## [Task statement]
Copy the records below exactly as they appear.

## [Given entries]
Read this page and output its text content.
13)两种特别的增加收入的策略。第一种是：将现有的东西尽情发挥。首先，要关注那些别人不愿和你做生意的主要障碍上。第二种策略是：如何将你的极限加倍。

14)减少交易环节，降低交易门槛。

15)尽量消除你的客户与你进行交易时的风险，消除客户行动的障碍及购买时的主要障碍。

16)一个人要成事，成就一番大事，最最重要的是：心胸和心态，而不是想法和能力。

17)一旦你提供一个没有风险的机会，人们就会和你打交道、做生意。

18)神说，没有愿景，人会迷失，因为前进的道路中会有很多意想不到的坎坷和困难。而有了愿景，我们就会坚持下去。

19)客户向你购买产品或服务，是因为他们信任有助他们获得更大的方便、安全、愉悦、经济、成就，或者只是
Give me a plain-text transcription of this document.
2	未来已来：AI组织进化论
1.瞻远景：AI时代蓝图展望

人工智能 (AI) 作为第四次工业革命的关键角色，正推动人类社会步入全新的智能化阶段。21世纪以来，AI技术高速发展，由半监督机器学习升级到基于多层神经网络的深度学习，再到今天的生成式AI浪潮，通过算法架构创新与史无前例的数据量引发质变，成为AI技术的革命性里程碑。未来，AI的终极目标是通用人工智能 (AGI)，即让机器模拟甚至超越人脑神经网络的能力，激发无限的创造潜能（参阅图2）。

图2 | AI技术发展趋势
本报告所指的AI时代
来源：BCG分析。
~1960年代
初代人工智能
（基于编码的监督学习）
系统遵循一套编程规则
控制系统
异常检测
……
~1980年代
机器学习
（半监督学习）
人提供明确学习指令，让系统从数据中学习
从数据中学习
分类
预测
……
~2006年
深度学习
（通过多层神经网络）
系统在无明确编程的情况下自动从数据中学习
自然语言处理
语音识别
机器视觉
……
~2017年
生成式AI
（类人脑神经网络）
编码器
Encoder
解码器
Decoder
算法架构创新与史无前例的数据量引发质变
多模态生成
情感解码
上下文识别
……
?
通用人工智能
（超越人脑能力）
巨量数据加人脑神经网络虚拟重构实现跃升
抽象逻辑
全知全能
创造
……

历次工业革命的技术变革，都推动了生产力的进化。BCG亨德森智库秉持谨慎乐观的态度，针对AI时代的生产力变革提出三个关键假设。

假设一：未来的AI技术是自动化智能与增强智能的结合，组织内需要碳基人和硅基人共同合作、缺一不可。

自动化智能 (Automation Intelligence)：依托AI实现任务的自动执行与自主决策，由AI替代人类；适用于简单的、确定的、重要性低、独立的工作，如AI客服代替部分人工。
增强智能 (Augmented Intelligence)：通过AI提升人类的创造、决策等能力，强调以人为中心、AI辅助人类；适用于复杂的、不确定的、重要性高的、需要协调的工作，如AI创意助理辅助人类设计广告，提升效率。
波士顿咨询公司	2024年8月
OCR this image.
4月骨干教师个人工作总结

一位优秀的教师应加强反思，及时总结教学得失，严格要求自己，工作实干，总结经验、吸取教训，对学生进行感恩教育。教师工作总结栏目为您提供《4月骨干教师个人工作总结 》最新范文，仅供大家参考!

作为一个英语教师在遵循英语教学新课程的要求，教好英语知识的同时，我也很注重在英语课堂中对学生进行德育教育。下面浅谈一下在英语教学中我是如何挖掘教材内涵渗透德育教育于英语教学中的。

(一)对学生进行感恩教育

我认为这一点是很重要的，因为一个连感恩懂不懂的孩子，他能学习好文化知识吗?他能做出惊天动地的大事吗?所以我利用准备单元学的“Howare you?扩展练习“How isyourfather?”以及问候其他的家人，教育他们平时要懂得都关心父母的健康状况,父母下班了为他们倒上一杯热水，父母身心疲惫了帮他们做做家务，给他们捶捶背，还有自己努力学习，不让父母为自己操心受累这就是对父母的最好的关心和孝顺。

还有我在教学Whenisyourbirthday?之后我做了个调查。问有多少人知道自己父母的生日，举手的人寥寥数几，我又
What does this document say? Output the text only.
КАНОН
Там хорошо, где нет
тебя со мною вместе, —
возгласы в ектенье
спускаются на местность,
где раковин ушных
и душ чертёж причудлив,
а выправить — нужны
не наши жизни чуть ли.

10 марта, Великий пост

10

## [Exercise answer]
Read this page and output its text content.
13)两种特别的增加收入的策略。第一种是：将现有的东西尽情发挥。首先，要关注那些别人不愿和你做生意的主要障碍上。第二种策略是：如何将你的极限加倍。

14)减少交易环节，降低交易门槛。

15)尽量消除你的客户与你进行交易时的风险，消除客户行动的障碍及购买时的主要障碍。

16)一个人要成事，成就一番大事，最最重要的是：心胸和心态，而不是想法和能力。

17)一旦你提供一个没有风险的机会，人们就会和你打交道、做生意。

18)神说，没有愿景，人会迷失，因为前进的道路中会有很多意想不到的坎坷和困难。而有了愿景，我们就会坚持下去。

19)客户向你购买产品或服务，是因为他们信任有助他们获得更大的方便、安全、愉悦、经济、成就，或者只是
Give me a plain-text transcription of this document.
2	未来已来：AI组织进化论
1.瞻远景：AI时代蓝图展望

人工智能 (AI) 作为第四次工业革命的关键角色，正推动人类社会步入全新的智能化阶段。21世纪以来，AI技术高速发展，由半监督机器学习升级到基于多层神经网络的深度学习，再到今天的生成式AI浪潮，通过算法架构创新与史无前例的数据量引发质变，成为AI技术的革命性里程碑。未来，AI的终极目标是通用人工智能 (AGI)，即让机器模拟甚至超越人脑神经网络的能力，激发无限的创造潜能（参阅图2）。

图2 | AI技术发展趋势
本报告所指的AI时代
来源：BCG分析。
~1960年代
初代人工智能
（基于编码的监督学习）
系统遵循一套编程规则
控制系统
异常检测
……
~1980年代
机器学习
（半监督学习）
人提供明确学习指令，让系统从数据中学习
从数据中学习
分类
预测
……
~2006年
深度学习
（通过多层神经网络）
系统在无明确编程的情况下自动从数据中学习
自然语言处理
语音识别
机器视觉
……
~2017年
生成式AI
（类人脑神经网络）
编码器
Encoder
解码器
Decoder
算法架构创新与史无前例的数据量引发质变
多模态生成
情感解码
上下文识别
……
?
通用人工智能
（超越人脑能力）
巨量数据加人脑神经网络虚拟重构实现跃升
抽象逻辑
全知全能
创造
……

历次工业革命的技术变革，都推动了生产力的进化。BCG亨德森智库秉持谨慎乐观的态度，针对AI时代的生产力变革提出三个关键假设。

假设一：未来的AI技术是自动化智能与增强智能的结合，组织内需要碳基人和硅基人共同合作、缺一不可。

自动化智能 (Automation Intelligence)：依托AI实现任务的自动执行与自主决策，由AI替代人类；适用于简单的、确定的、重要性低、独立的工作，如AI客服代替部分人工。
增强智能 (Augmented Intelligence)：通过AI提升人类的创造、决策等能力，强调以人为中心、AI辅助人类；适用于复杂的、不确定的、重要性高的、需要协调的工作，如AI创意助理辅助人类设计广告，提升效率。
波士顿咨询公司	2024年8月
OCR this image.
4月骨干教师个人工作总结

一位优秀的教师应加强反思，及时总结教学得失，严格要求自己，工作实干，总结经验、吸取教训，对学生进行感恩教育。教师工作总结栏目为您提供《4月骨干教师个人工作总结 》最新范文，仅供大家参考!

作为一个英语教师在遵循英语教学新课程的要求，教好英语知识的同时，我也很注重在英语课堂中对学生进行德育教育。下面浅谈一下在英语教学中我是如何挖掘教材内涵渗透德育教育于英语教学中的。

(一)对学生进行感恩教育

我认为这一点是很重要的，因为一个连感恩懂不懂的孩子，他能学习好文化知识吗?他能做出惊天动地的大事吗?所以我利用准备单元学的“Howare you?扩展练习“How isyourfather?”以及问候其他的家人，教育他们平时要懂得都关心父母的健康状况,父母下班了为他们倒上一杯热水，父母身心疲惫了帮他们做做家务，给他们捶捶背，还有自己努力学习，不让父母为自己操心受累这就是对父母的最好的关心和孝顺。

还有我在教学Whenisyourbirthday?之后我做了个调查。问有多少人知道自己父母的生日，举手的人寥寥数几，我又
What does this document say? Output the text only.
КАНОН
Там хорошо, где нет
тебя со мною вместе, —
возгласы в ектенье
спускаются на местность,
где раковин ушных
и душ чертёж причудлив,
а выправить — нужны
не наши жизни чуть ли.

10 марта, Великий пост

10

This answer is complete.